Given instruction:
Set each entry down verbatim, omitting images.

Material provided:
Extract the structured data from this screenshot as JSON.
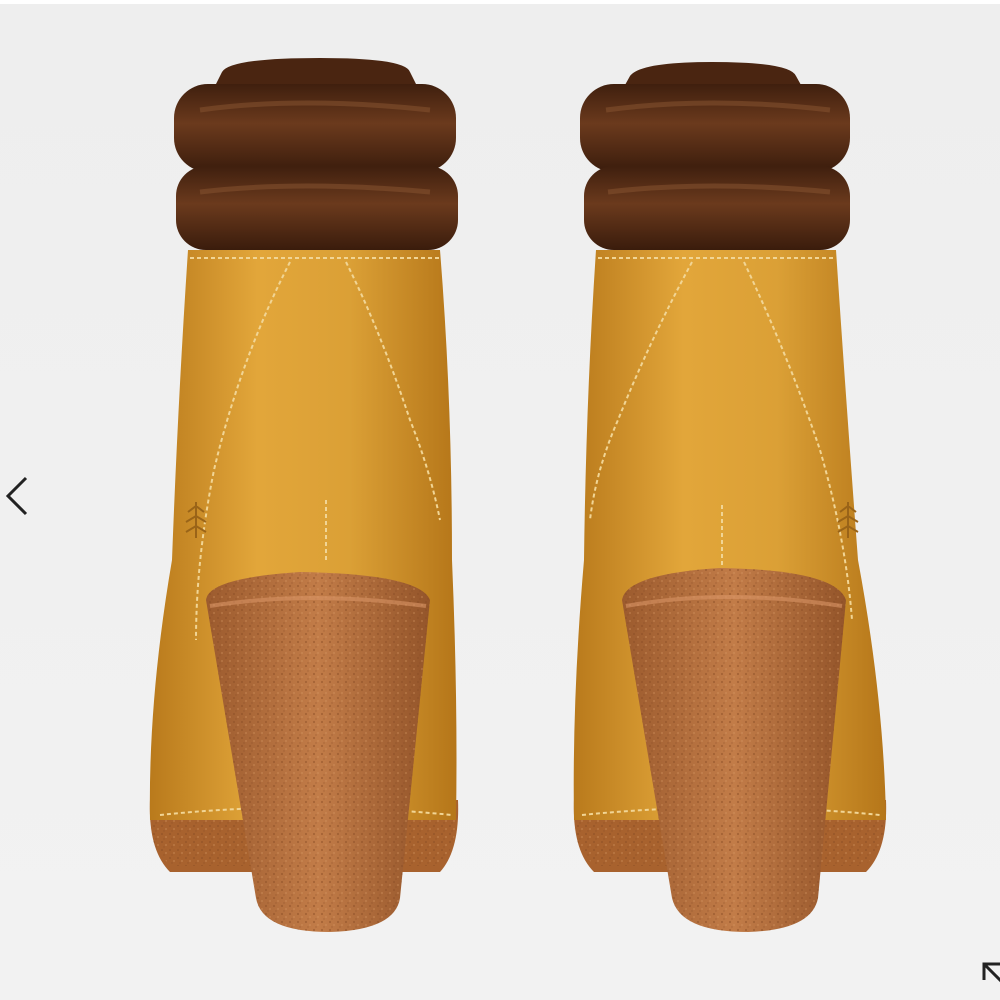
{
  "gallery": {
    "image_subject": "boots",
    "prev_icon": "chevron-left-icon",
    "fullscreen_icon": "expand-icon",
    "colors": {
      "background": "#f0f0f0",
      "nubuck": "#d4962c",
      "collar_leather": "#5a2f17",
      "heel_rubber": "#b8703f",
      "stitching": "#e9c98a"
    }
  }
}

The solution:
Extract the structured data from this screenshot as JSON.
{
  "gallery": {
    "image_subject": "boots",
    "prev_icon": "chevron-left-icon",
    "fullscreen_icon": "expand-icon",
    "colors": {
      "background": "#f0f0f0",
      "nubuck": "#d4962c",
      "collar_leather": "#5a2f17",
      "heel_rubber": "#b8703f",
      "stitching": "#e9c98a"
    }
  }
}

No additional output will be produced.